┌──

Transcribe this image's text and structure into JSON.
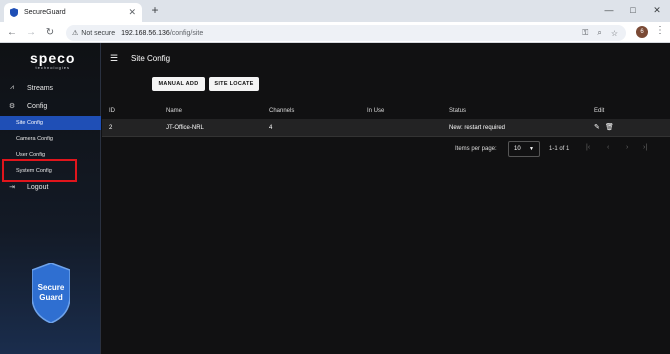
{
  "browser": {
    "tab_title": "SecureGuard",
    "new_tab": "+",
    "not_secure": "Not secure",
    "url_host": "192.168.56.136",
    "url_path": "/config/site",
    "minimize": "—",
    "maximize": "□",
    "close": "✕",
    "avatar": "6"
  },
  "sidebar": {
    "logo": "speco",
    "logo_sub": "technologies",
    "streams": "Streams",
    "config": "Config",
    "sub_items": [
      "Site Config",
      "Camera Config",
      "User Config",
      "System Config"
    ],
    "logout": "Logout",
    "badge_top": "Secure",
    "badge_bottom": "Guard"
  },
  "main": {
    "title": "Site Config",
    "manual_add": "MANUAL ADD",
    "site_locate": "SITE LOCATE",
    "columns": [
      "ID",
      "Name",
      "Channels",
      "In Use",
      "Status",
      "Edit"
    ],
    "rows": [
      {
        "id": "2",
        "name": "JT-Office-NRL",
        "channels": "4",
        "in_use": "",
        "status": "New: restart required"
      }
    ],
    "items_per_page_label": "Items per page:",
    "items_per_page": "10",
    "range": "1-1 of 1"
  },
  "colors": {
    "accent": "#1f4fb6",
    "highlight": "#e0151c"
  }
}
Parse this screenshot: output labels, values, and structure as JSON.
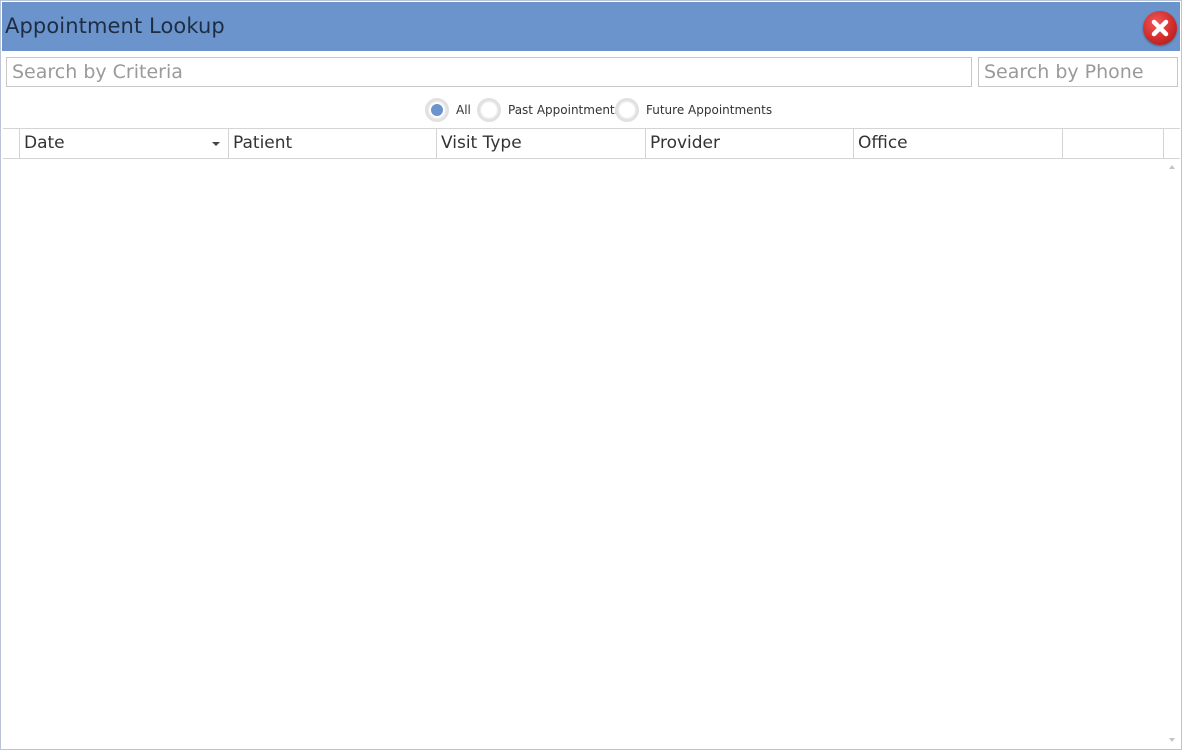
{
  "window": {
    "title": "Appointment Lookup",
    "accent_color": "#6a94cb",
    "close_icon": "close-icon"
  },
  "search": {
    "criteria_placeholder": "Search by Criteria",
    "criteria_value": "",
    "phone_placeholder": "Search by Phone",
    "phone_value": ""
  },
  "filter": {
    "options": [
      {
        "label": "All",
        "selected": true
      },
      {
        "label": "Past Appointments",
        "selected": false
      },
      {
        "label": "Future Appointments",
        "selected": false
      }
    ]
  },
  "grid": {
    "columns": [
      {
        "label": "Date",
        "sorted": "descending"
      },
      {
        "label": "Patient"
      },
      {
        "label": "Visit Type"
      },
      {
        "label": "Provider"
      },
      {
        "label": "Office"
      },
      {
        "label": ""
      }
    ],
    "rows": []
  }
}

└──

• **WHAT YOU ARE ASKED TO DO**: Locate each line with the word "JSON" and copy it.

• **ANSWER TO THIS EXERCISE**:
Transcribe this image's text and structure into JSON.
Parse this screenshot: output labels, values, and structure as JSON.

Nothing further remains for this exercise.